** BEGIN **
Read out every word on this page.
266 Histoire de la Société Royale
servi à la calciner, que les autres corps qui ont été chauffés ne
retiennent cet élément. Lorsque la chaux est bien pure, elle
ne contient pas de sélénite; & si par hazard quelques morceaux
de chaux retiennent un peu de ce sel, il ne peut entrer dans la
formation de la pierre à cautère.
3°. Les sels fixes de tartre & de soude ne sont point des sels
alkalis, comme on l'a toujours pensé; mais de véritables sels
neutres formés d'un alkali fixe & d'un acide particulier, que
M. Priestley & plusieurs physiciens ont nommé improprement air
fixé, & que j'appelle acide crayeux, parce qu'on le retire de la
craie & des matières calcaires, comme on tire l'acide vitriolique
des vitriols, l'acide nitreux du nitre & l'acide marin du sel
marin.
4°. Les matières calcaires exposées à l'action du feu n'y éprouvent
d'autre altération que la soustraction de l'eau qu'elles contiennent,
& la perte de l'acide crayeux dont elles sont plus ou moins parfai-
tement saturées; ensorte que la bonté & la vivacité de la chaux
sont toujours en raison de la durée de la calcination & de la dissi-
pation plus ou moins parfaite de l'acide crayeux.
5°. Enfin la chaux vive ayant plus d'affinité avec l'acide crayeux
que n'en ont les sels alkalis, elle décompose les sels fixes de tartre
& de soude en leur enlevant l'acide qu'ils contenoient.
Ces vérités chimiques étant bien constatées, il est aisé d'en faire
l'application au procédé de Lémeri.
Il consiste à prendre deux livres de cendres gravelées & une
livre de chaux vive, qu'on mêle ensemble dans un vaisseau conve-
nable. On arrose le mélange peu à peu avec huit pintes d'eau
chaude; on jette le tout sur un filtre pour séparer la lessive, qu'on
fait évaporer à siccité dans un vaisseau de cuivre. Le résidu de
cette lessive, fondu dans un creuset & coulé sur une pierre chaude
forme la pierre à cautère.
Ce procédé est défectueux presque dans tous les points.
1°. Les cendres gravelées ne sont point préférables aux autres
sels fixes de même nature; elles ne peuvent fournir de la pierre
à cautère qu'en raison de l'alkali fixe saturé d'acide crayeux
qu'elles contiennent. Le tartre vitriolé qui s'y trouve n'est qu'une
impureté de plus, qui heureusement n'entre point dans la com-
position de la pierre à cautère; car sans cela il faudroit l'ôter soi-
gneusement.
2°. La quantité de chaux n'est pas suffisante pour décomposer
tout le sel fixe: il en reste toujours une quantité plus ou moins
** END **
▶ _WHAT IS REQUIRED_
Pick out all lines containing the string "vive".

▶ _EXPECTED ANSWER_
5°. Enfin la chaux vive ayant plus d'affinité avec l'acide crayeux
livre de chaux vive, qu'on mêle ensemble dans un vaisseau conve-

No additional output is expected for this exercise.